Short exercise — Are you able to quote each entry exactly as written?

Data extract —

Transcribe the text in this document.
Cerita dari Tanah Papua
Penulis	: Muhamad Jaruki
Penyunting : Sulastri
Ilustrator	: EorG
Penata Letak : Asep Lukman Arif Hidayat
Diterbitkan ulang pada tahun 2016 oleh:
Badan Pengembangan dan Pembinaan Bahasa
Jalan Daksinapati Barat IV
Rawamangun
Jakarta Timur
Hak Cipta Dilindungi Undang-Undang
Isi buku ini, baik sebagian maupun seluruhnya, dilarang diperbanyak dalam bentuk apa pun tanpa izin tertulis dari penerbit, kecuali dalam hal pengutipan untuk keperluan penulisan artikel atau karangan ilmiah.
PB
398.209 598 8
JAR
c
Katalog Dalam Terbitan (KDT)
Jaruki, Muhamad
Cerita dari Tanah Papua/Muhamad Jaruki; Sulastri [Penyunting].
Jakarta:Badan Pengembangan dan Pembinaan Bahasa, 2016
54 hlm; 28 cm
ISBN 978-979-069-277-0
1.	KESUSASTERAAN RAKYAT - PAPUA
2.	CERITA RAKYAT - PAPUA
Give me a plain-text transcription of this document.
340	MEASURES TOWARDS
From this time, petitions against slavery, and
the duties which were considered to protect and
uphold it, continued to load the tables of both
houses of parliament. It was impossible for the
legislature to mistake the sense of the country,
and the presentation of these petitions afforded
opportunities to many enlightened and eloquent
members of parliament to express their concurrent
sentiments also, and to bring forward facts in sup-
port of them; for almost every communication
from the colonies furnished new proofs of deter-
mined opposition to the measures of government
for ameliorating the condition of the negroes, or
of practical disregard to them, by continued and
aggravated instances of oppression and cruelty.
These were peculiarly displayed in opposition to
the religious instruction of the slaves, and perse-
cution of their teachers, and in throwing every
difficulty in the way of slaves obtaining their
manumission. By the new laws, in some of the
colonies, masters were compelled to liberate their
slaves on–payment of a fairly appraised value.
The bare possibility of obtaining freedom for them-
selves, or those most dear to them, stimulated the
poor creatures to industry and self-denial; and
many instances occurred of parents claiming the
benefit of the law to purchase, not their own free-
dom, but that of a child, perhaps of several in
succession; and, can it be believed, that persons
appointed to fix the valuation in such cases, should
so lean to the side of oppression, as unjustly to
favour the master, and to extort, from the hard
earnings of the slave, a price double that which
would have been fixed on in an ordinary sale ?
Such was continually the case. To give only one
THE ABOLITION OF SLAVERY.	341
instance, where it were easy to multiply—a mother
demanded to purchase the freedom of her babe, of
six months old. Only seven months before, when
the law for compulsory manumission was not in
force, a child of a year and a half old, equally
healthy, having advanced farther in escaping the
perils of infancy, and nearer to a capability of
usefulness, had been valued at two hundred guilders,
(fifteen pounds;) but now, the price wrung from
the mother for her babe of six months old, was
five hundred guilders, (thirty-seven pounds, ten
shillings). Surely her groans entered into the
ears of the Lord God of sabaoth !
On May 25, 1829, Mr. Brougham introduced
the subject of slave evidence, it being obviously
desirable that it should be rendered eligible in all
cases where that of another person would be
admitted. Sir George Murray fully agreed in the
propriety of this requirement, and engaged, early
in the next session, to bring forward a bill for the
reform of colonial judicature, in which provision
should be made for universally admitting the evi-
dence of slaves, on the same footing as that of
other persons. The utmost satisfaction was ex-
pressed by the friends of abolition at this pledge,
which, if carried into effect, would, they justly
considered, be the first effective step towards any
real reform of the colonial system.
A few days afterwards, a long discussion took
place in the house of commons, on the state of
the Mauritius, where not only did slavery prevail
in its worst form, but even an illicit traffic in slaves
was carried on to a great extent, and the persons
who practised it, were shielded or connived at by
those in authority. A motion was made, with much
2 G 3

Worked answer —
Transcribe the text in this document.
Cerita dari Tanah Papua
Penulis	: Muhamad Jaruki
Penyunting : Sulastri
Ilustrator	: EorG
Penata Letak : Asep Lukman Arif Hidayat
Diterbitkan ulang pada tahun 2016 oleh:
Badan Pengembangan dan Pembinaan Bahasa
Jalan Daksinapati Barat IV
Rawamangun
Jakarta Timur
Hak Cipta Dilindungi Undang-Undang
Isi buku ini, baik sebagian maupun seluruhnya, dilarang diperbanyak dalam bentuk apa pun tanpa izin tertulis dari penerbit, kecuali dalam hal pengutipan untuk keperluan penulisan artikel atau karangan ilmiah.
PB
398.209 598 8
JAR
c
Katalog Dalam Terbitan (KDT)
Jaruki, Muhamad
Cerita dari Tanah Papua/Muhamad Jaruki; Sulastri [Penyunting].
Jakarta:Badan Pengembangan dan Pembinaan Bahasa, 2016
54 hlm; 28 cm
ISBN 978-979-069-277-0
1.	KESUSASTERAAN RAKYAT - PAPUA
2.	CERITA RAKYAT - PAPUA
Give me a plain-text transcription of this document.
340	MEASURES TOWARDS
From this time, petitions against slavery, and
the duties which were considered to protect and
uphold it, continued to load the tables of both
houses of parliament. It was impossible for the
legislature to mistake the sense of the country,
and the presentation of these petitions afforded
opportunities to many enlightened and eloquent
members of parliament to express their concurrent
sentiments also, and to bring forward facts in sup-
port of them; for almost every communication
from the colonies furnished new proofs of deter-
mined opposition to the measures of government
for ameliorating the condition of the negroes, or
of practical disregard to them, by continued and
aggravated instances of oppression and cruelty.
These were peculiarly displayed in opposition to
the religious instruction of the slaves, and perse-
cution of their teachers, and in throwing every
difficulty in the way of slaves obtaining their
manumission. By the new laws, in some of the
colonies, masters were compelled to liberate their
slaves on–payment of a fairly appraised value.
The bare possibility of obtaining freedom for them-
selves, or those most dear to them, stimulated the
poor creatures to industry and self-denial; and
many instances occurred of parents claiming the
benefit of the law to purchase, not their own free-
dom, but that of a child, perhaps of several in
succession; and, can it be believed, that persons
appointed to fix the valuation in such cases, should
so lean to the side of oppression, as unjustly to
favour the master, and to extort, from the hard
earnings of the slave, a price double that which
would have been fixed on in an ordinary sale ?
Such was continually the case. To give only one
THE ABOLITION OF SLAVERY.	341
instance, where it were easy to multiply—a mother
demanded to purchase the freedom of her babe, of
six months old. Only seven months before, when
the law for compulsory manumission was not in
force, a child of a year and a half old, equally
healthy, having advanced farther in escaping the
perils of infancy, and nearer to a capability of
usefulness, had been valued at two hundred guilders,
(fifteen pounds;) but now, the price wrung from
the mother for her babe of six months old, was
five hundred guilders, (thirty-seven pounds, ten
shillings). Surely her groans entered into the
ears of the Lord God of sabaoth !
On May 25, 1829, Mr. Brougham introduced
the subject of slave evidence, it being obviously
desirable that it should be rendered eligible in all
cases where that of another person would be
admitted. Sir George Murray fully agreed in the
propriety of this requirement, and engaged, early
in the next session, to bring forward a bill for the
reform of colonial judicature, in which provision
should be made for universally admitting the evi-
dence of slaves, on the same footing as that of
other persons. The utmost satisfaction was ex-
pressed by the friends of abolition at this pledge,
which, if carried into effect, would, they justly
considered, be the first effective step towards any
real reform of the colonial system.
A few days afterwards, a long discussion took
place in the house of commons, on the state of
the Mauritius, where not only did slavery prevail
in its worst form, but even an illicit traffic in slaves
was carried on to a great extent, and the persons
who practised it, were shielded or connived at by
those in authority. A motion was made, with much
2 G 3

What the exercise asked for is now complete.